>> BEGIN Data in this exercise

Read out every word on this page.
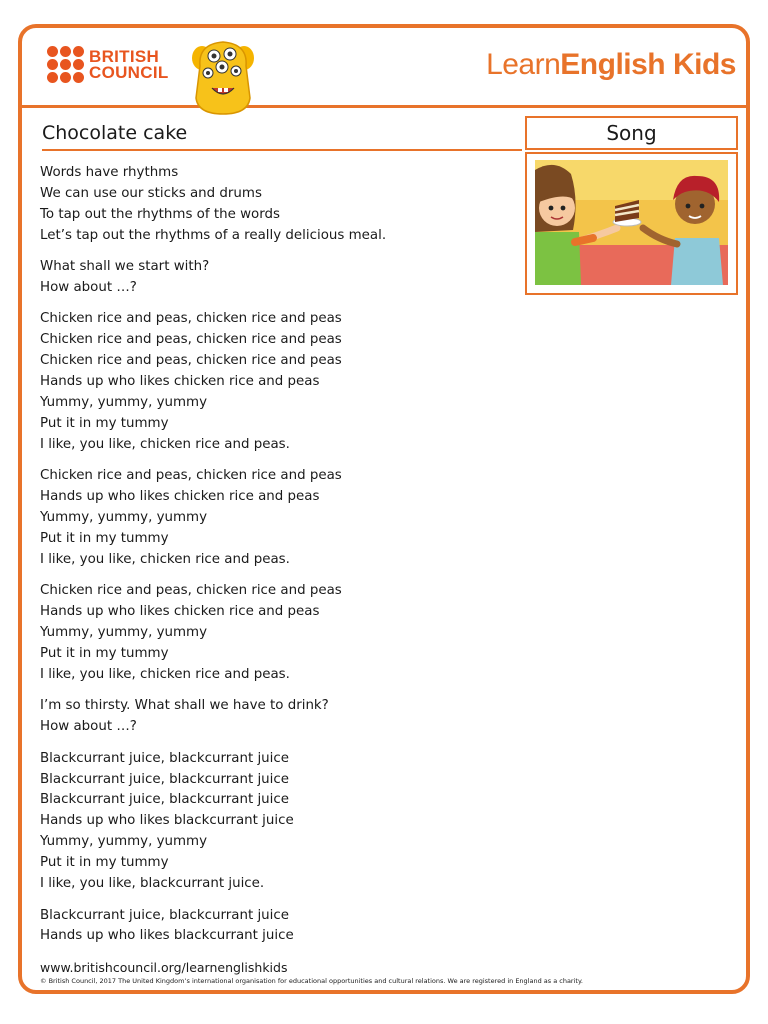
BRITISH
COUNCIL	LearnEnglish Kids
Chocolate cake	Song
Words have rhythms
We can use our sticks and drums
To tap out the rhythms of the words
Let’s tap out the rhythms of a really delicious meal.
What shall we start with?
How about …?
Chicken rice and peas, chicken rice and peas
Chicken rice and peas, chicken rice and peas
Chicken rice and peas, chicken rice and peas
Hands up who likes chicken rice and peas
Yummy, yummy, yummy
Put it in my tummy
I like, you like, chicken rice and peas.
Chicken rice and peas, chicken rice and peas
Hands up who likes chicken rice and peas
Yummy, yummy, yummy
Put it in my tummy
I like, you like, chicken rice and peas.
Chicken rice and peas, chicken rice and peas
Hands up who likes chicken rice and peas
Yummy, yummy, yummy
Put it in my tummy
I like, you like, chicken rice and peas.
I’m so thirsty. What shall we have to drink?
How about …?
Blackcurrant juice, blackcurrant juice
Blackcurrant juice, blackcurrant juice
Blackcurrant juice, blackcurrant juice
Hands up who likes blackcurrant juice
Yummy, yummy, yummy
Put it in my tummy
I like, you like, blackcurrant juice.
Blackcurrant juice, blackcurrant juice
Hands up who likes blackcurrant juice
www.britishcouncil.org/learnenglishkids
© British Council, 2017 The United Kingdom’s international organisation for educational opportunities and cultural relations. We are registered in England as a charity.
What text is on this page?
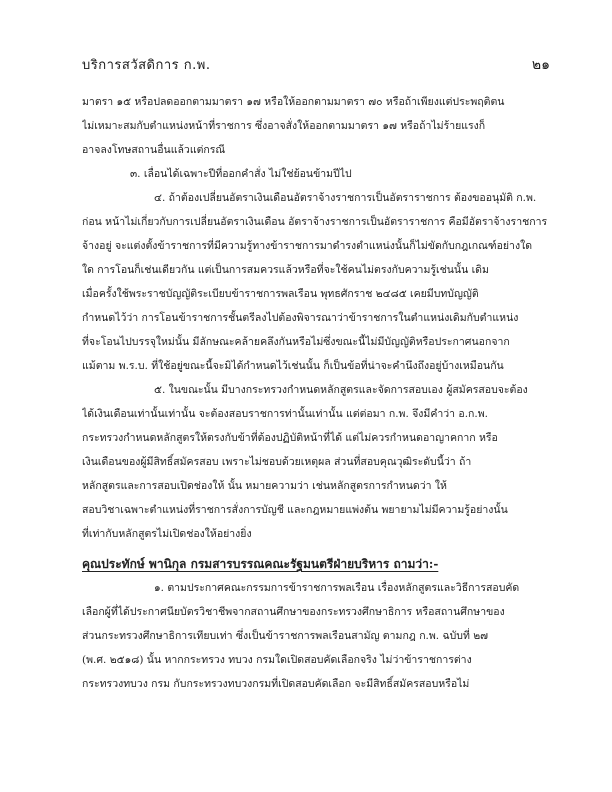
บริการสวัสดิการ ก.พ.	๒๑
มาตรา ๑๕ หรือปลดออกตามมาตรา ๑๗ หรือให้ออกตามมาตรา ๗๐ หรือถ้าเพียงแต่ประพฤติตน
ไม่เหมาะสมกับตำแหน่งหน้าที่ราชการ ซึ่งอาจสั่งให้ออกตามมาตรา ๑๗ หรือถ้าไม่ร้ายแรงก็
อาจลงโทษสถานอื่นแล้วแต่กรณี
๓. เลื่อนได้เฉพาะปีที่ออกคำสั่ง ไม่ใช่ย้อนข้ามปีไป
๔. ถ้าต้องเปลี่ยนอัตราเงินเดือนอัตราจ้างราชการเป็นอัตราราชการ ต้องขออนุมัติ ก.พ.
ก่อน หน้าไม่เกี่ยวกับการเปลี่ยนอัตราเงินเดือน อัตราจ้างราชการเป็นอัตราราชการ คือมีอัตราจ้างราชการ
จ้างอยู่ จะแต่งตั้งข้าราชการที่มีความรู้ทางข้าราชการมาดำรงตำแหน่งนั้นก็ไม่ขัดกับกฎเกณฑ์อย่างใด
ใด การโอนก็เช่นเดียวกัน แต่เป็นการสมควรแล้วหรือที่จะใช้คนไม่ตรงกับความรู้เช่นนั้น เดิม
เมื่อครั้งใช้พระราชบัญญัติระเบียบข้าราชการพลเรือน พุทธศักราช ๒๔๘๕ เคยมีบทบัญญัติ
กำหนดไว้ว่า การโอนข้าราชการชั้นตรีลงไปต้องพิจารณาว่าข้าราชการในตำแหน่งเดิมกับตำแหน่ง
ที่จะโอนไปบรรจุใหม่นั้น มีลักษณะคล้ายคลึงกันหรือไม่ซึ่งขณะนี้ไม่มีบัญญัติหรือประกาศนอกจาก
แม้ตาม พ.ร.บ. ที่ใช้อยู่ขณะนี้จะมิได้กำหนดไว้เช่นนั้น ก็เป็นข้อที่น่าจะคำนึงถึงอยู่บ้างเหมือนกัน
๕. ในขณะนั้น มีบางกระทรวงกำหนดหลักสูตรและจัดการสอบเอง ผู้สมัครสอบจะต้อง
ได้เงินเดือนเท่านั้นเท่านั้น จะต้องสอบราชการท่านั้นเท่านั้น แต่ต่อมา ก.พ. จึงมีคำว่า อ.ก.พ.
กระทรวงกำหนดหลักสูตรให้ตรงกับข้าที่ต้องปฏิบัติหน้าที่ได้ แต่ไม่ควรกำหนดอาญาคกาก หรือ
เงินเดือนของผู้มีสิทธิ์สมัครสอบ เพราะไม่ชอบด้วยเหตุผล ส่วนที่สอบคุณวุฒิระดับนี้ว่า ถ้า
หลักสูตรและการสอบเปิดช่องให้ นั้น หมายความว่า เช่นหลักสูตรการกำหนดว่า ให้
สอบวิชาเฉพาะตำแหน่งที่ราชการสั่งการบัญชี และกฎหมายแพ่งต้น พยายามไม่มีความรู้อย่างนั้น
ที่เท่ากับหลักสูตรไม่เปิดช่องให้อย่างยิ่ง
คุณประทักษ์ พานิกุล กรมสารบรรณคณะรัฐมนตรีฝ่ายบริหาร ถามว่า:-
๑. ตามประกาศคณะกรรมการข้าราชการพลเรือน เรื่องหลักสูตรและวิธีการสอบคัด
เลือกผู้ที่ได้ประกาศนียบัตรวิชาชีพจากสถานศึกษาของกระทรวงศึกษาธิการ หรือสถานศึกษาของ
ส่วนกระทรวงศึกษาธิการเทียบเท่า ซึ่งเป็นข้าราชการพลเรือนสามัญ ตามกฎ ก.พ. ฉบับที่ ๒๗
(พ.ศ. ๒๕๑๘) นั้น หากกระทรวง ทบวง กรมใดเปิดสอบคัดเลือกจริง ไม่ว่าข้าราชการต่าง
กระทรวงทบวง กรม กับกระทรวงทบวงกรมที่เปิดสอบคัดเลือก จะมีสิทธิ์สมัครสอบหรือไม่
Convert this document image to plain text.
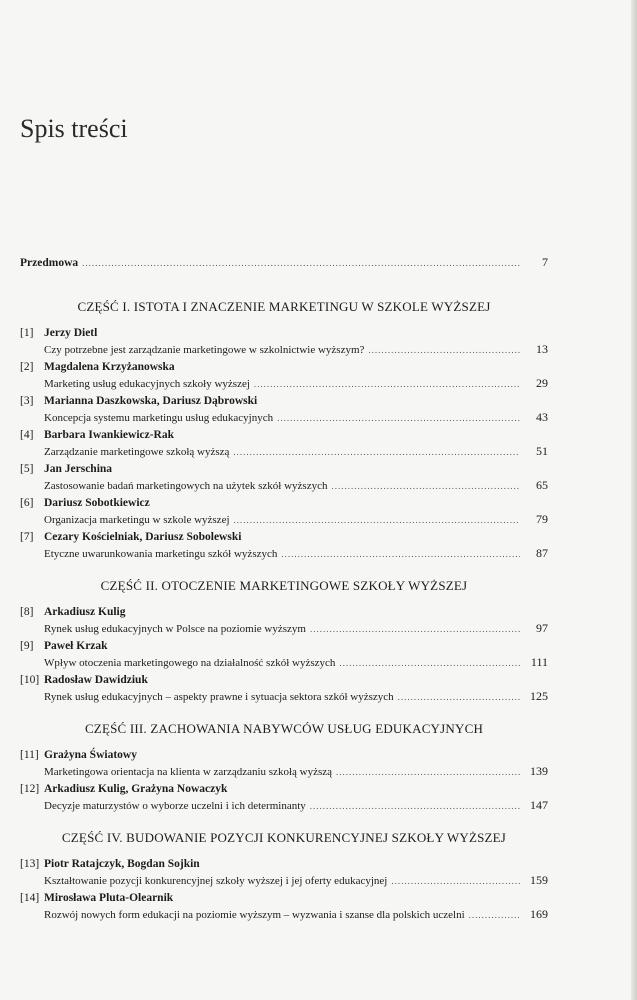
Spis treści
Przedmowa .....	7
CZĘŚĆ I. ISTOTA I ZNACZENIE MARKETINGU W SZKOLE WYŻSZEJ
[1] Jerzy Dietl
Czy potrzebne jest zarządzanie marketingowe w szkolnictwie wyższym? .....	13
[2] Magdalena Krzyżanowska
Marketing usług edukacyjnych szkoły wyższej .....	29
[3] Marianna Daszkowska, Dariusz Dąbrowski
Koncepcja systemu marketingu usług edukacyjnych .....	43
[4] Barbara Iwankiewicz-Rak
Zarządzanie marketingowe szkołą wyższą .....	51
[5] Jan Jerschina
Zastosowanie badań marketingowych na użytek szkół wyższych .....	65
[6] Dariusz Sobotkiewicz
Organizacja marketingu w szkole wyższej .....	79
[7] Cezary Kościelniak, Dariusz Sobolewski
Etyczne uwarunkowania marketingu szkół wyższych .....	87
CZĘŚĆ II. OTOCZENIE MARKETINGOWE SZKOŁY WYŻSZEJ
[8] Arkadiusz Kulig
Rynek usług edukacyjnych w Polsce na poziomie wyższym .....	97
[9] Paweł Krzak
Wpływ otoczenia marketingowego na działalność szkół wyższych .....	111
[10] Radosław Dawidziuk
Rynek usług edukacyjnych – aspekty prawne i sytuacja sektora szkół wyższych .....	125
CZĘŚĆ III. ZACHOWANIA NABYWCÓW USŁUG EDUKACYJNYCH
[11] Grażyna Światowy
Marketingowa orientacja na klienta w zarządzaniu szkołą wyższą .....	139
[12] Arkadiusz Kulig, Grażyna Nowaczyk
Decyzje maturzystów o wyborze uczelni i ich determinanty .....	147
CZĘŚĆ IV. BUDOWANIE POZYCJI KONKURENCYJNEJ SZKOŁY WYŻSZEJ
[13] Piotr Ratajczyk, Bogdan Sojkin
Kształtowanie pozycji konkurencyjnej szkoły wyższej i jej oferty edukacyjnej .....	159
[14] Mirosława Pluta-Olearnik
Rozwój nowych form edukacji na poziomie wyższym – wyzwania i szanse dla polskich uczelni .....	169
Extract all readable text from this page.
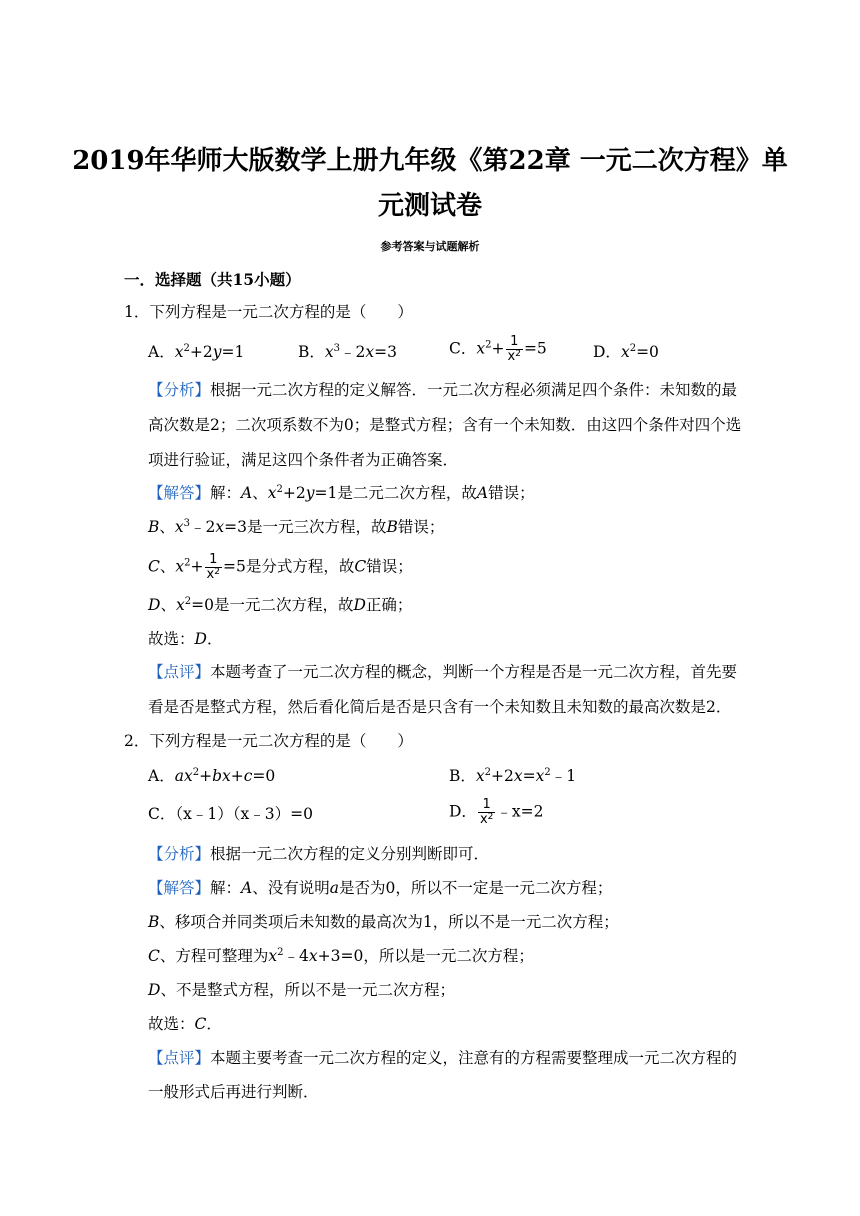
2019年华师大版数学上册九年级《第22章 一元二次方程》单
元测试卷
参考答案与试题解析
一．选择题（共15小题）
1．下列方程是一元二次方程的是（　　）
A．$x^2+2y=1$	B．$x^3﹣2x=3$	C．$x^2+ \frac{1}{x^2} =5$	D．$x^2=0$
【分析】根据一元二次方程的定义解答．一元二次方程必须满足四个条件：未知数的最
高次数是2；二次项系数不为0；是整式方程；含有一个未知数．由这四个条件对四个选
项进行验证，满足这四个条件者为正确答案．
【解答】解：A、$x^2+2y=1$是二元二次方程，故A错误；
B、$x^3﹣2x=3$是一元三次方程，故B错误；
C、$x^2+ \frac{1}{x^2} =5$是分式方程，故C错误；
D、$x^2=0$是一元二次方程，故D正确；
故选：D．
【点评】本题考查了一元二次方程的概念，判断一个方程是否是一元二次方程，首先要
看是否是整式方程，然后看化简后是否是只含有一个未知数且未知数的最高次数是2．
2．下列方程是一元二次方程的是（　　）
A．$ax^2+bx+c=0$	B．$x^2+2x=x^2﹣1$
C．（x﹣1）（x﹣3）=0	D． $\frac{1}{x^2}$ ﹣x=2
【分析】根据一元二次方程的定义分别判断即可．
【解答】解：A、没有说明a是否为0，所以不一定是一元二次方程；
B、移项合并同类项后未知数的最高次为1，所以不是一元二次方程；
C、方程可整理为$x^2﹣4x+3=0$，所以是一元二次方程；
D、不是整式方程，所以不是一元二次方程；
故选：C．
【点评】本题主要考查一元二次方程的定义，注意有的方程需要整理成一元二次方程的
一般形式后再进行判断．
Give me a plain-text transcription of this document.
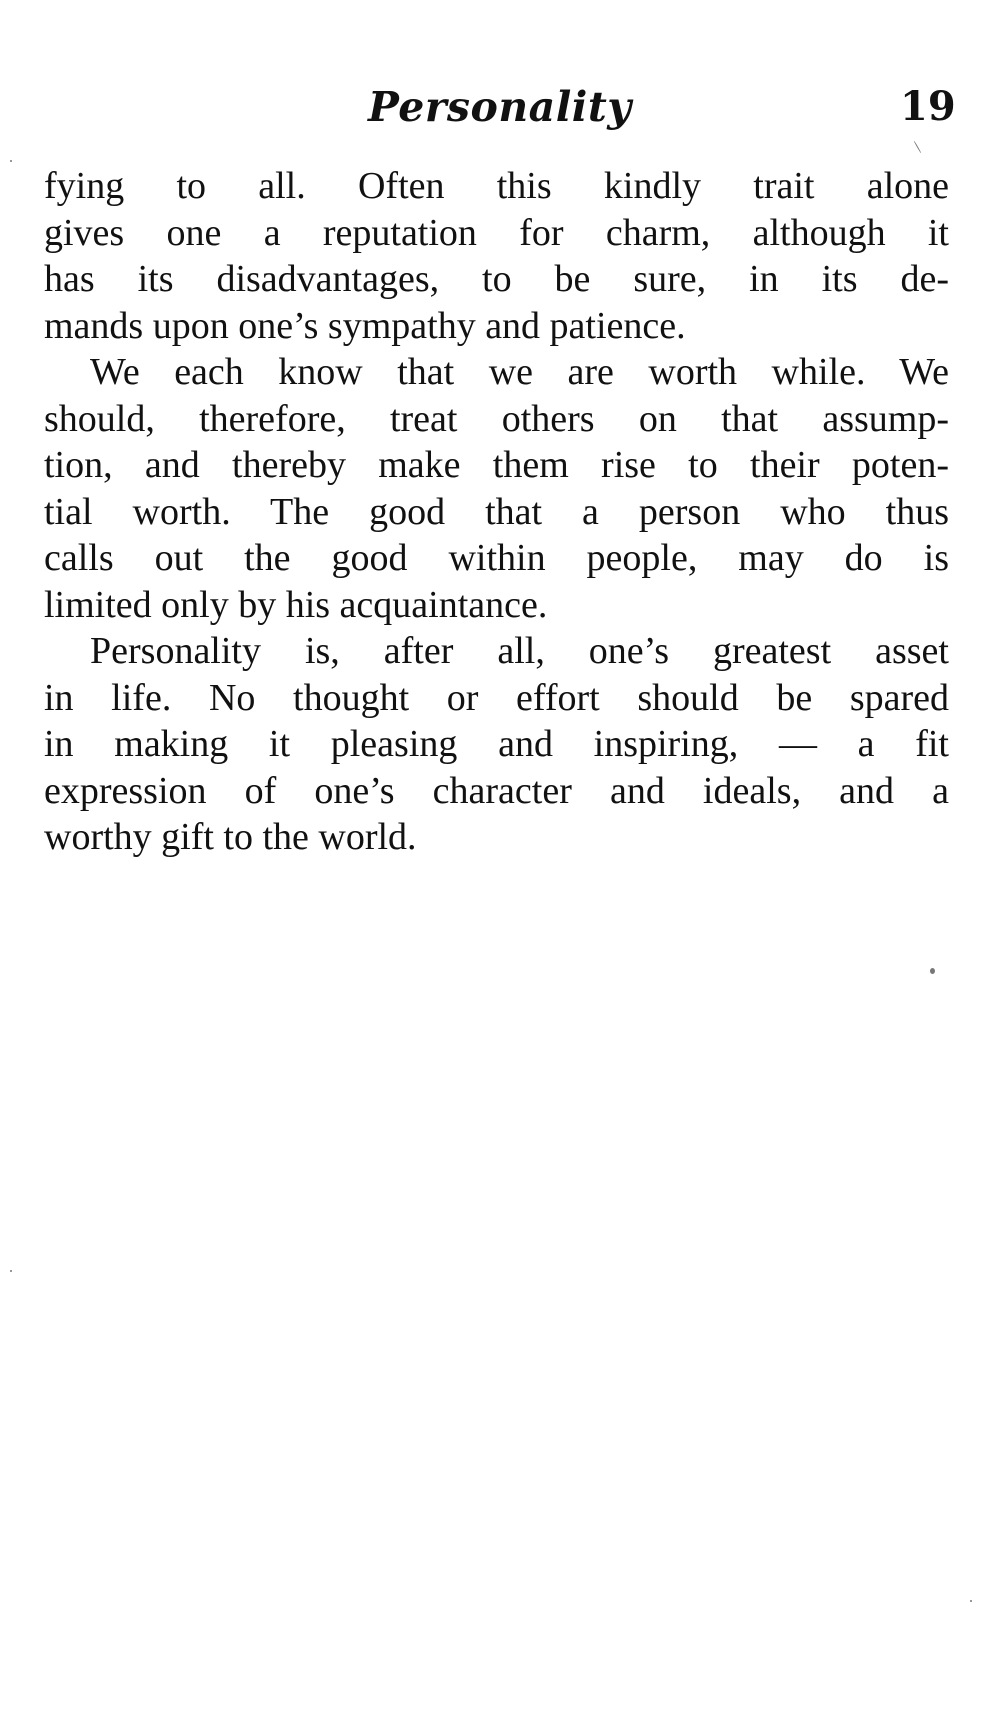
Personality	19
fying to all. Often this kindly trait alone
gives one a reputation for charm, although it
has its disadvantages, to be sure, in its de-
mands upon one’s sympathy and patience.
We each know that we are worth while. We
should, therefore, treat others on that assump-
tion, and thereby make them rise to their poten-
tial worth. The good that a person who thus
calls out the good within people, may do is
limited only by his acquaintance.
Personality is, after all, one’s greatest asset
in life. No thought or effort should be spared
in making it pleasing and inspiring, — a fit
expression of one’s character and ideals, and a
worthy gift to the world.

>> END Data in this exercise

* [What the exercise asks]: In the data above, count the lines where the word "Arkadiusz" appears; reply with the number only.

* [Answer to the exercise]: 2